Data entries:

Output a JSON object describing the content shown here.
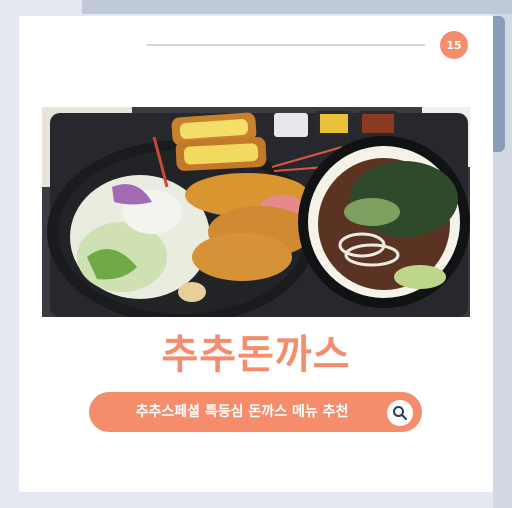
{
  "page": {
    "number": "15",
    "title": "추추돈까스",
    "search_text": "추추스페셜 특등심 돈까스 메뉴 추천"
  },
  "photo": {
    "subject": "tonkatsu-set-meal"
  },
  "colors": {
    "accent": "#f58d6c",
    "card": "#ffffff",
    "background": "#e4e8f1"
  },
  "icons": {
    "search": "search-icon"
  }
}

* * *

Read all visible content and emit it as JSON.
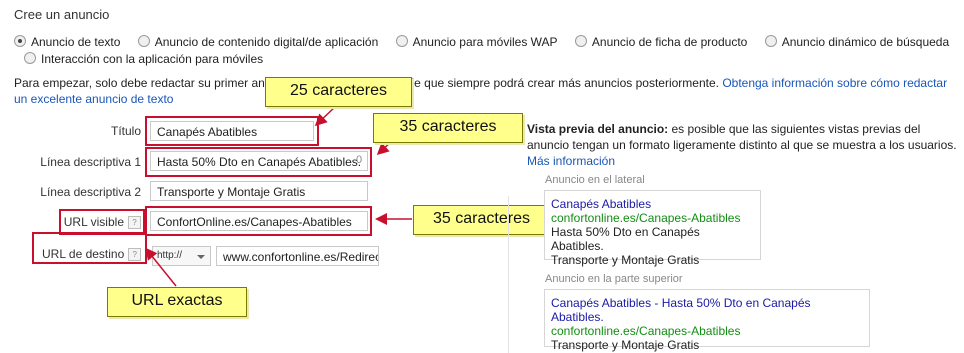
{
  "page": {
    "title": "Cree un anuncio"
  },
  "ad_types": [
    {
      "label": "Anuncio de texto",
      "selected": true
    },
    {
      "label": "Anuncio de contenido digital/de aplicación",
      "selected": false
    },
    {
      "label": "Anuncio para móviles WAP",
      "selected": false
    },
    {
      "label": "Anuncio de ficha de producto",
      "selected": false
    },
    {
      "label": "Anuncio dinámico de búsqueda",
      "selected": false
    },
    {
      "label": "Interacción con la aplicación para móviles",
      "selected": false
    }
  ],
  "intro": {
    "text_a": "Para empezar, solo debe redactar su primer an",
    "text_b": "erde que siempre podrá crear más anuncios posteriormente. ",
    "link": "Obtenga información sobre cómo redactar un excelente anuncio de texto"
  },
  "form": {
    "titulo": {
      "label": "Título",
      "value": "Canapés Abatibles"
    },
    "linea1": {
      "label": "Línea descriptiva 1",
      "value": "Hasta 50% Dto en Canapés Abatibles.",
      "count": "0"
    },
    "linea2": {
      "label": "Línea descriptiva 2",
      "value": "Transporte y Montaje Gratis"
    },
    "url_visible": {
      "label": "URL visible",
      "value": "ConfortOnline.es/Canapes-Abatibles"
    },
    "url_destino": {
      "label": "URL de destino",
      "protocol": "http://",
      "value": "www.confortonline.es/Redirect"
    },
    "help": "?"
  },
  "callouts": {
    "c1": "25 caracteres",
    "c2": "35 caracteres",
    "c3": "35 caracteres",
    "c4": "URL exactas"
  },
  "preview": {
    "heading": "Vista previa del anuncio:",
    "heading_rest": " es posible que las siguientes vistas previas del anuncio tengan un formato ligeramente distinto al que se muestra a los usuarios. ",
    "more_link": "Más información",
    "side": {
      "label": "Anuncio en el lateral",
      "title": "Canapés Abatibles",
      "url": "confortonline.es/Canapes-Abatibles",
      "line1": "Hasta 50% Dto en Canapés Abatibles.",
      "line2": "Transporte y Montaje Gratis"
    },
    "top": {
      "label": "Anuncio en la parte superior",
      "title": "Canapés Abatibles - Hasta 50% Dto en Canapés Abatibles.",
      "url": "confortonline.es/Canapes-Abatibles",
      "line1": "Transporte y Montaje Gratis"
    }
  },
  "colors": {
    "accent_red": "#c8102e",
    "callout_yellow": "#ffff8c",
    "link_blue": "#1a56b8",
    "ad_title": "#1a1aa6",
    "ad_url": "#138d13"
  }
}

Task objective: Copy out each line of the data containing the string "información".

Response to this task:
    "link": "Obtenga información sobre cómo redactar un excelente anuncio de texto"
    "more_link": "Más información",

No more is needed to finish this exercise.